Your instructions => Copy out all of the data exactly as it appears.

Records provided =>

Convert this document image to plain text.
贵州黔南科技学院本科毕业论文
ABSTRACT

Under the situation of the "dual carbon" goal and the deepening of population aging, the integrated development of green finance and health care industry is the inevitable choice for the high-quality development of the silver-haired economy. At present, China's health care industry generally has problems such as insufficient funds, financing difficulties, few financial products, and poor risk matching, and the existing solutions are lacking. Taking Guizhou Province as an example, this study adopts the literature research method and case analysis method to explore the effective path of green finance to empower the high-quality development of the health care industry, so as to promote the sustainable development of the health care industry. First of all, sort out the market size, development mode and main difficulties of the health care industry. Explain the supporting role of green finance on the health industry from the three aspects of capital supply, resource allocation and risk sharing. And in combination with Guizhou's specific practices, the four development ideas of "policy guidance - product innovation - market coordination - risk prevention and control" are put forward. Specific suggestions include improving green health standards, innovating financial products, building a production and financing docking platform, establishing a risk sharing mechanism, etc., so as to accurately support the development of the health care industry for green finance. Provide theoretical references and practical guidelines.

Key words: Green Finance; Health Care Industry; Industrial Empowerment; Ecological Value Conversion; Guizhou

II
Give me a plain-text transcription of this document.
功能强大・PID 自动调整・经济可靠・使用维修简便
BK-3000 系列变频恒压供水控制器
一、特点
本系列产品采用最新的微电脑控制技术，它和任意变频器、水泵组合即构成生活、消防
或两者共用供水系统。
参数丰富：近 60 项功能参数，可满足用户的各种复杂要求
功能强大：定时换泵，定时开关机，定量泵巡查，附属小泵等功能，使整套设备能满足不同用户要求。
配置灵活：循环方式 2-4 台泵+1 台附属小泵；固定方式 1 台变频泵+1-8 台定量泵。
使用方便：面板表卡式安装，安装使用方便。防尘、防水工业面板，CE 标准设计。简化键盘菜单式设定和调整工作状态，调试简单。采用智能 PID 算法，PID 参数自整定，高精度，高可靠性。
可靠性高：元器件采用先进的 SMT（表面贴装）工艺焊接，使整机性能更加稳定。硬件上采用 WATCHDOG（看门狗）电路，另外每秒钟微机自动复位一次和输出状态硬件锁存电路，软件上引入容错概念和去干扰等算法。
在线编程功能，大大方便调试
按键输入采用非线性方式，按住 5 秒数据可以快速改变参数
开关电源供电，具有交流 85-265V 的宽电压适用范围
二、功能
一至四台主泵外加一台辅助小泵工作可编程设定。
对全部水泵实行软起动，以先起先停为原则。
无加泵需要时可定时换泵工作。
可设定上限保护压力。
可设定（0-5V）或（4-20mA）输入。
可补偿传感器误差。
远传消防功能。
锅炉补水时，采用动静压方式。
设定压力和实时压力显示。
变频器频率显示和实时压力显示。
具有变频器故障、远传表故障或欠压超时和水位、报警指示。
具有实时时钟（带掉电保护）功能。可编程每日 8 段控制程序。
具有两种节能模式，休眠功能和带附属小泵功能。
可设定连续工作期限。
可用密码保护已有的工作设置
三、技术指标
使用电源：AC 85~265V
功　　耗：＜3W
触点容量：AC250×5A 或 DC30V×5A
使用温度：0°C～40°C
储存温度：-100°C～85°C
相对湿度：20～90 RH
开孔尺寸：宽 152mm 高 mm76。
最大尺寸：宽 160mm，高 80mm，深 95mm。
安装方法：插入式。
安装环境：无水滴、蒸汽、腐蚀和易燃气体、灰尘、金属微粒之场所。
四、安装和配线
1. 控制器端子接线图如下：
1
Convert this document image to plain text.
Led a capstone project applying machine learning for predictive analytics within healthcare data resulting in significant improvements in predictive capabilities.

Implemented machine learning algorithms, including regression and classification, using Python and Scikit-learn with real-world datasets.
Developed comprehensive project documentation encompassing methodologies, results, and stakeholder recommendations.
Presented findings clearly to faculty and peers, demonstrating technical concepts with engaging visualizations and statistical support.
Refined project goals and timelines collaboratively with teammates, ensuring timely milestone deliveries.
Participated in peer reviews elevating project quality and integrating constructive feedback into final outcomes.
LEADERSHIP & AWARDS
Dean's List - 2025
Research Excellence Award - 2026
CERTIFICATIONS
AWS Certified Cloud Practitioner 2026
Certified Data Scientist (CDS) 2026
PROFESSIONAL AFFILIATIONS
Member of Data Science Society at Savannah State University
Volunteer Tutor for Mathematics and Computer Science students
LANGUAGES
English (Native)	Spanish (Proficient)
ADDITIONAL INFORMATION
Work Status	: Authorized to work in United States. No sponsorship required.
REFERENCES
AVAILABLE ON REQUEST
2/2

Solved exercise =>
Convert this document image to plain text.
贵州黔南科技学院本科毕业论文
ABSTRACT

Under the situation of the "dual carbon" goal and the deepening of population aging, the integrated development of green finance and health care industry is the inevitable choice for the high-quality development of the silver-haired economy. At present, China's health care industry generally has problems such as insufficient funds, financing difficulties, few financial products, and poor risk matching, and the existing solutions are lacking. Taking Guizhou Province as an example, this study adopts the literature research method and case analysis method to explore the effective path of green finance to empower the high-quality development of the health care industry, so as to promote the sustainable development of the health care industry. First of all, sort out the market size, development mode and main difficulties of the health care industry. Explain the supporting role of green finance on the health industry from the three aspects of capital supply, resource allocation and risk sharing. And in combination with Guizhou's specific practices, the four development ideas of "policy guidance - product innovation - market coordination - risk prevention and control" are put forward. Specific suggestions include improving green health standards, innovating financial products, building a production and financing docking platform, establishing a risk sharing mechanism, etc., so as to accurately support the development of the health care industry for green finance. Provide theoretical references and practical guidelines.

Key words: Green Finance; Health Care Industry; Industrial Empowerment; Ecological Value Conversion; Guizhou

II
Give me a plain-text transcription of this document.
功能强大・PID 自动调整・经济可靠・使用维修简便
BK-3000 系列变频恒压供水控制器
一、特点
本系列产品采用最新的微电脑控制技术，它和任意变频器、水泵组合即构成生活、消防
或两者共用供水系统。
参数丰富：近 60 项功能参数，可满足用户的各种复杂要求
功能强大：定时换泵，定时开关机，定量泵巡查，附属小泵等功能，使整套设备能满足不同用户要求。
配置灵活：循环方式 2-4 台泵+1 台附属小泵；固定方式 1 台变频泵+1-8 台定量泵。
使用方便：面板表卡式安装，安装使用方便。防尘、防水工业面板，CE 标准设计。简化键盘菜单式设定和调整工作状态，调试简单。采用智能 PID 算法，PID 参数自整定，高精度，高可靠性。
可靠性高：元器件采用先进的 SMT（表面贴装）工艺焊接，使整机性能更加稳定。硬件上采用 WATCHDOG（看门狗）电路，另外每秒钟微机自动复位一次和输出状态硬件锁存电路，软件上引入容错概念和去干扰等算法。
在线编程功能，大大方便调试
按键输入采用非线性方式，按住 5 秒数据可以快速改变参数
开关电源供电，具有交流 85-265V 的宽电压适用范围
二、功能
一至四台主泵外加一台辅助小泵工作可编程设定。
对全部水泵实行软起动，以先起先停为原则。
无加泵需要时可定时换泵工作。
可设定上限保护压力。
可设定（0-5V）或（4-20mA）输入。
可补偿传感器误差。
远传消防功能。
锅炉补水时，采用动静压方式。
设定压力和实时压力显示。
变频器频率显示和实时压力显示。
具有变频器故障、远传表故障或欠压超时和水位、报警指示。
具有实时时钟（带掉电保护）功能。可编程每日 8 段控制程序。
具有两种节能模式，休眠功能和带附属小泵功能。
可设定连续工作期限。
可用密码保护已有的工作设置
三、技术指标
使用电源：AC 85~265V
功　　耗：＜3W
触点容量：AC250×5A 或 DC30V×5A
使用温度：0°C～40°C
储存温度：-100°C～85°C
相对湿度：20～90 RH
开孔尺寸：宽 152mm 高 mm76。
最大尺寸：宽 160mm，高 80mm，深 95mm。
安装方法：插入式。
安装环境：无水滴、蒸汽、腐蚀和易燃气体、灰尘、金属微粒之场所。
四、安装和配线
1. 控制器端子接线图如下：
1
Convert this document image to plain text.
Led a capstone project applying machine learning for predictive analytics within healthcare data resulting in significant improvements in predictive capabilities.

Implemented machine learning algorithms, including regression and classification, using Python and Scikit-learn with real-world datasets.
Developed comprehensive project documentation encompassing methodologies, results, and stakeholder recommendations.
Presented findings clearly to faculty and peers, demonstrating technical concepts with engaging visualizations and statistical support.
Refined project goals and timelines collaboratively with teammates, ensuring timely milestone deliveries.
Participated in peer reviews elevating project quality and integrating constructive feedback into final outcomes.
LEADERSHIP & AWARDS
Dean's List - 2025
Research Excellence Award - 2026
CERTIFICATIONS
AWS Certified Cloud Practitioner 2026
Certified Data Scientist (CDS) 2026
PROFESSIONAL AFFILIATIONS
Member of Data Science Society at Savannah State University
Volunteer Tutor for Mathematics and Computer Science students
LANGUAGES
English (Native)	Spanish (Proficient)
ADDITIONAL INFORMATION
Work Status	: Authorized to work in United States. No sponsorship required.
REFERENCES
AVAILABLE ON REQUEST
2/2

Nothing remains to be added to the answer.